[DATA PROVIDED Boundary: Start]

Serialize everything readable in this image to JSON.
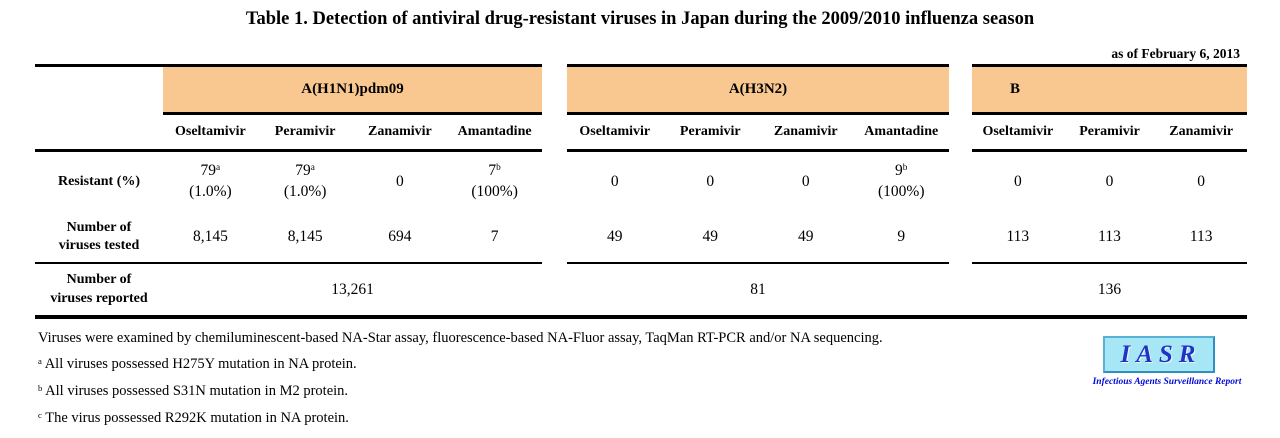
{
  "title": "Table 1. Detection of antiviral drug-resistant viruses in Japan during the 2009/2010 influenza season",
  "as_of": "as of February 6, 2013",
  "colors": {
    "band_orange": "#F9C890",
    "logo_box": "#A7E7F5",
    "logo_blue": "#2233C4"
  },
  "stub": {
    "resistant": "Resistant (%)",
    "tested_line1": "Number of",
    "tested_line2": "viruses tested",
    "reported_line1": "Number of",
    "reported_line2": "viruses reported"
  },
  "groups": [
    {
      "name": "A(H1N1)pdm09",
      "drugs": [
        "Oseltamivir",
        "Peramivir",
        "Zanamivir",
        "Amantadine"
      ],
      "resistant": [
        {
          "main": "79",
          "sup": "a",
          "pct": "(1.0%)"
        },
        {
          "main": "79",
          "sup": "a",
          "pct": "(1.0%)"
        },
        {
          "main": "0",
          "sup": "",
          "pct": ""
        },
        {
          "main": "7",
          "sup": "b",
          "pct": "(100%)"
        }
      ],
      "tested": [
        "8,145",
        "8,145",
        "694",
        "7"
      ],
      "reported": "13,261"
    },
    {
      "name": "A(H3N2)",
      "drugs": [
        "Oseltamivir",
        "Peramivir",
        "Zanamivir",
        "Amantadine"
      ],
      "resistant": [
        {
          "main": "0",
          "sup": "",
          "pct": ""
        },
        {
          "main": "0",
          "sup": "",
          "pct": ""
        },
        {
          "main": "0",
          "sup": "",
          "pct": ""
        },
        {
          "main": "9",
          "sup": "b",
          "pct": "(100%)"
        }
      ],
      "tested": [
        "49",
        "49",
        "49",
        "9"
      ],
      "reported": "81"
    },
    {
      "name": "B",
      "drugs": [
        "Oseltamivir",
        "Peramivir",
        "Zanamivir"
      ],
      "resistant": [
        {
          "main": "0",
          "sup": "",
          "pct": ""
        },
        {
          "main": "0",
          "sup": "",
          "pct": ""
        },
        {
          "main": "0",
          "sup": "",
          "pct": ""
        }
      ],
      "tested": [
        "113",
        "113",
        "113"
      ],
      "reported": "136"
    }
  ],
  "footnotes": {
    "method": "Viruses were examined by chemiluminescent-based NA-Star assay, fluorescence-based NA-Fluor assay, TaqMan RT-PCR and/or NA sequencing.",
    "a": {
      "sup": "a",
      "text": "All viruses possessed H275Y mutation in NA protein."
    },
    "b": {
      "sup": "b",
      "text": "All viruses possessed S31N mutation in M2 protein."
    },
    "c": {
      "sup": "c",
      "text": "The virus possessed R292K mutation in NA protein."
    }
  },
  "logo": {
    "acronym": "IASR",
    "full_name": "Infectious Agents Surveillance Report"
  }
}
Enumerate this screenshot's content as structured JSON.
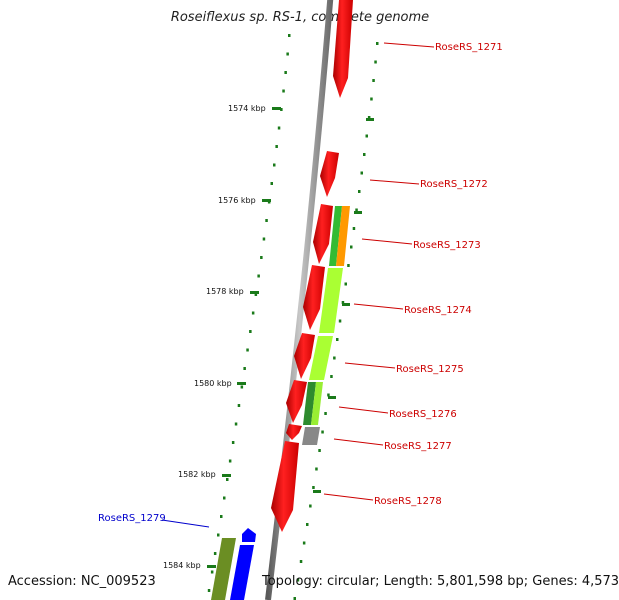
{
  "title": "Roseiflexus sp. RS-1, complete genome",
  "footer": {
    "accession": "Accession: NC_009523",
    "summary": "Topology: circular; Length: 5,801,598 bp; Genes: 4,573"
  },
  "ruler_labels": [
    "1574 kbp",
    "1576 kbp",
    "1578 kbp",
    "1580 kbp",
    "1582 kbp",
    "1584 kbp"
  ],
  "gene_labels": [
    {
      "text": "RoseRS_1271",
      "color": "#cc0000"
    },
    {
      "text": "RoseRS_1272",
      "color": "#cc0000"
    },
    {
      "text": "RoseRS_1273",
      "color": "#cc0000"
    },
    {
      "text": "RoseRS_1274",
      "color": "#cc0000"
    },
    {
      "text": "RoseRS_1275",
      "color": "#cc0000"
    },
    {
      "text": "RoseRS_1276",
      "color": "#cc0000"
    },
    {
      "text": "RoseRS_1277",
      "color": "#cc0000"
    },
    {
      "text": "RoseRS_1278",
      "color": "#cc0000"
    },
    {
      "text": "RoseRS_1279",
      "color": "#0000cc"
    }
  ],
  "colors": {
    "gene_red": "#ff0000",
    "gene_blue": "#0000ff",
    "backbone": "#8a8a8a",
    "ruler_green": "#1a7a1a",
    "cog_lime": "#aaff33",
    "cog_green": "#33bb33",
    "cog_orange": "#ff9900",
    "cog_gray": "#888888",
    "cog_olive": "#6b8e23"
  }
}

[DATA PROVIDED Boundary: End]

Exactly as they appear above, print all the lines, but not the pictures.

— PROBLEM SOLUTION —
Serialize everything readable in this image to JSON.
{
  "title": "Table 1. Detection of antiviral drug-resistant viruses in Japan during the 2009/2010 influenza season",
  "as_of": "as of February 6, 2013",
  "colors": {
    "band_orange": "#F9C890",
    "logo_box": "#A7E7F5",
    "logo_blue": "#2233C4"
  },
  "stub": {
    "resistant": "Resistant (%)",
    "tested_line1": "Number of",
    "tested_line2": "viruses tested",
    "reported_line1": "Number of",
    "reported_line2": "viruses reported"
  },
  "groups": [
    {
      "name": "A(H1N1)pdm09",
      "drugs": [
        "Oseltamivir",
        "Peramivir",
        "Zanamivir",
        "Amantadine"
      ],
      "resistant": [
        {
          "main": "79",
          "sup": "a",
          "pct": "(1.0%)"
        },
        {
          "main": "79",
          "sup": "a",
          "pct": "(1.0%)"
        },
        {
          "main": "0",
          "sup": "",
          "pct": ""
        },
        {
          "main": "7",
          "sup": "b",
          "pct": "(100%)"
        }
      ],
      "tested": [
        "8,145",
        "8,145",
        "694",
        "7"
      ],
      "reported": "13,261"
    },
    {
      "name": "A(H3N2)",
      "drugs": [
        "Oseltamivir",
        "Peramivir",
        "Zanamivir",
        "Amantadine"
      ],
      "resistant": [
        {
          "main": "0",
          "sup": "",
          "pct": ""
        },
        {
          "main": "0",
          "sup": "",
          "pct": ""
        },
        {
          "main": "0",
          "sup": "",
          "pct": ""
        },
        {
          "main": "9",
          "sup": "b",
          "pct": "(100%)"
        }
      ],
      "tested": [
        "49",
        "49",
        "49",
        "9"
      ],
      "reported": "81"
    },
    {
      "name": "B",
      "drugs": [
        "Oseltamivir",
        "Peramivir",
        "Zanamivir"
      ],
      "resistant": [
        {
          "main": "0",
          "sup": "",
          "pct": ""
        },
        {
          "main": "0",
          "sup": "",
          "pct": ""
        },
        {
          "main": "0",
          "sup": "",
          "pct": ""
        }
      ],
      "tested": [
        "113",
        "113",
        "113"
      ],
      "reported": "136"
    }
  ],
  "footnotes": {
    "method": "Viruses were examined by chemiluminescent-based NA-Star assay, fluorescence-based NA-Fluor assay, TaqMan RT-PCR and/or NA sequencing.",
    "a": {
      "sup": "a",
      "text": "All viruses possessed H275Y mutation in NA protein."
    },
    "b": {
      "sup": "b",
      "text": "All viruses possessed S31N mutation in M2 protein."
    },
    "c": {
      "sup": "c",
      "text": "The virus possessed R292K mutation in NA protein."
    }
  },
  "logo": {
    "acronym": "IASR",
    "full_name": "Infectious Agents Surveillance Report"
  }
}
Enumerate this screenshot's content as structured JSON.
{
  "title": "Roseiflexus sp. RS-1, complete genome",
  "footer": {
    "accession": "Accession: NC_009523",
    "summary": "Topology: circular; Length: 5,801,598 bp; Genes: 4,573"
  },
  "ruler_labels": [
    "1574 kbp",
    "1576 kbp",
    "1578 kbp",
    "1580 kbp",
    "1582 kbp",
    "1584 kbp"
  ],
  "gene_labels": [
    {
      "text": "RoseRS_1271",
      "color": "#cc0000"
    },
    {
      "text": "RoseRS_1272",
      "color": "#cc0000"
    },
    {
      "text": "RoseRS_1273",
      "color": "#cc0000"
    },
    {
      "text": "RoseRS_1274",
      "color": "#cc0000"
    },
    {
      "text": "RoseRS_1275",
      "color": "#cc0000"
    },
    {
      "text": "RoseRS_1276",
      "color": "#cc0000"
    },
    {
      "text": "RoseRS_1277",
      "color": "#cc0000"
    },
    {
      "text": "RoseRS_1278",
      "color": "#cc0000"
    },
    {
      "text": "RoseRS_1279",
      "color": "#0000cc"
    }
  ],
  "colors": {
    "gene_red": "#ff0000",
    "gene_blue": "#0000ff",
    "backbone": "#8a8a8a",
    "ruler_green": "#1a7a1a",
    "cog_lime": "#aaff33",
    "cog_green": "#33bb33",
    "cog_orange": "#ff9900",
    "cog_gray": "#888888",
    "cog_olive": "#6b8e23"
  }
}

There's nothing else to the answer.